• [PASSAGE TO READ]
---------------
This is a small to medium size damselfly (length up to 46 mm, wingspan up to 53 mm). The eyes are greenish with a dark grey cap. As is the case in many damselflies, this species shows strong sexual dimorphism. Males have a bright orange, unmarked abdomen and thorax, with a lighter yellow-orange colour on the sides of the abdomen. Females range from brown to green to orange. They become increasingly orange with age, although they never reach the same striking brightness of the males.

== Distribution and habitat ==
This is by far the most common and widespread African Ceriagrion species. It has been observed to occur in Angola, Botswana, Burkina Faso, Burundi, Cameroon, Chad, the Republic of the Congo, the Democratic Republic of the Congo, Ivory Coast, Egypt, Equatorial Guinea, Ethiopia, Gabon, Gambia, Ghana, Guinea, Kenya, Liberia, Madagascar, Malawi, Mali, Mauritius, Mozambique, Namibia, Niger, Nigeria, Réunion, São Tomé and Príncipe, Senegal, Seychelles, Sierra Leone, Somalia, South Africa, South Sudan, Tanzania, Togo, Uganda, Zambia, Zimbabwe, and probably in Sudan.

It is found in a variety of freshwater habitats, including marshes, ponds, dams, pans and the quiet backwaters of rivers and streams. It prefers sites that are rich in reeds, grasses and sedges.

== Ecology ==
This species sits and flies among the stems of reeds, grasses and sedge, mainly making use of low perches near the water. Adults are only capable of short, weak flight. While they are mostly found at water, they are also frequently found some distance away. It can be a fierce predator of other, smaller damselflies, particularly when they are young and still soft bodied.

== Conservation ==
This species is listed as least concern by the IUCN. It is highly adaptable and readily utilises suitable artificial habitats, such as dams.
---------------
• [EXCERPTED DATA]
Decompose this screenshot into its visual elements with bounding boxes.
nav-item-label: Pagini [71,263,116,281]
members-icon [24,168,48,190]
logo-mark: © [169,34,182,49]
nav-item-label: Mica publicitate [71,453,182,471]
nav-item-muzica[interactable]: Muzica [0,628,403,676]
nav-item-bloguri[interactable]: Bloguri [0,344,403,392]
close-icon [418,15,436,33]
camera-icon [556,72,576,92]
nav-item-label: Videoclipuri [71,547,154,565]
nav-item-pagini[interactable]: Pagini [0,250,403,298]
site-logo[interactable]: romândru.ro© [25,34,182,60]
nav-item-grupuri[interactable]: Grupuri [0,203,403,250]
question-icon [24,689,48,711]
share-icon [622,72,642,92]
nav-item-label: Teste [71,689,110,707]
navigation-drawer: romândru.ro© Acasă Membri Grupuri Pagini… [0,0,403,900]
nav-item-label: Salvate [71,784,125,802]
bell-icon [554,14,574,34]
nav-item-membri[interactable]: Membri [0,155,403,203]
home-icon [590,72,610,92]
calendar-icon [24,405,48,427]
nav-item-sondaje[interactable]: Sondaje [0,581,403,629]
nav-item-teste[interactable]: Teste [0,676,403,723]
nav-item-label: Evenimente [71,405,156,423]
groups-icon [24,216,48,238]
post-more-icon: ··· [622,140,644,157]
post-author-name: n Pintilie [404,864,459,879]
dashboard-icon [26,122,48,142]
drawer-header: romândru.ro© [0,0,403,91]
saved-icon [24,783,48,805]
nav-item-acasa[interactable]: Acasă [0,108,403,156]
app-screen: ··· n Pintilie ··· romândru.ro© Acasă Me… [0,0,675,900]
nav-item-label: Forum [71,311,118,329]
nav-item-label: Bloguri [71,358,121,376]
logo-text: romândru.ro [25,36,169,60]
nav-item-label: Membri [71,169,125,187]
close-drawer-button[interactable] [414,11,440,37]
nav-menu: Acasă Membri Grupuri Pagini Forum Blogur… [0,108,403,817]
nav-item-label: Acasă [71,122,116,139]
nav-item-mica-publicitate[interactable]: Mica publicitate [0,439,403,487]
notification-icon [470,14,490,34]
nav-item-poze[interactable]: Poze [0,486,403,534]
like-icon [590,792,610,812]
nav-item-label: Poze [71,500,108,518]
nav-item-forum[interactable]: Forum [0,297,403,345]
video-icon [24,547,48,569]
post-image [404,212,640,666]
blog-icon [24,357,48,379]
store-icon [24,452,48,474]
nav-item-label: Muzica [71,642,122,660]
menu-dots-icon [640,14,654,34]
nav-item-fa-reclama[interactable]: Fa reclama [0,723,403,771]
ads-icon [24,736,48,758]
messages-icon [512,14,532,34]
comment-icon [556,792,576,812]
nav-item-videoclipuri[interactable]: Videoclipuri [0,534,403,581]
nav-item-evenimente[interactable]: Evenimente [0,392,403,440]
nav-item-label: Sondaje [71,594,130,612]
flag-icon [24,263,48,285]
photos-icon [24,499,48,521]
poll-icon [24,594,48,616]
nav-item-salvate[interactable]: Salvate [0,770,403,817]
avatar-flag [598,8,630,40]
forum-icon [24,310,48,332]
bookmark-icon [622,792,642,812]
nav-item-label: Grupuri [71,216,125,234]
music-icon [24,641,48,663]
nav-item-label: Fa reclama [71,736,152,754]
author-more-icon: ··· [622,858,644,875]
---------------
• [EXERCISES]
#1 In the damselfly text, what color are the eyes?
#2 Say whether each statement agrees with the damselfly text, answering yes or no and quoting the deciding words: (a) Females eventually become as bright orange as the males. (b) Adults can fly long distances with strong flight. (c) The IUCN lists the species as least concern.
#3 List every type of freshwater habitat that the damselfly text says the species is found in.

• [ANSWERS FOR THIS EXERCISE]
#1 The eyes are greenish with a dark grey cap.

#2
(a) No: "they never reach the same striking brightness of the males."
(b) No: "Adults are only capable of short, weak flight."
(c) Yes: "This species is listed as least concern by the IUCN."

#3
- marshes
- ponds
- dams
- pans
- the quiet backwaters of rivers and streams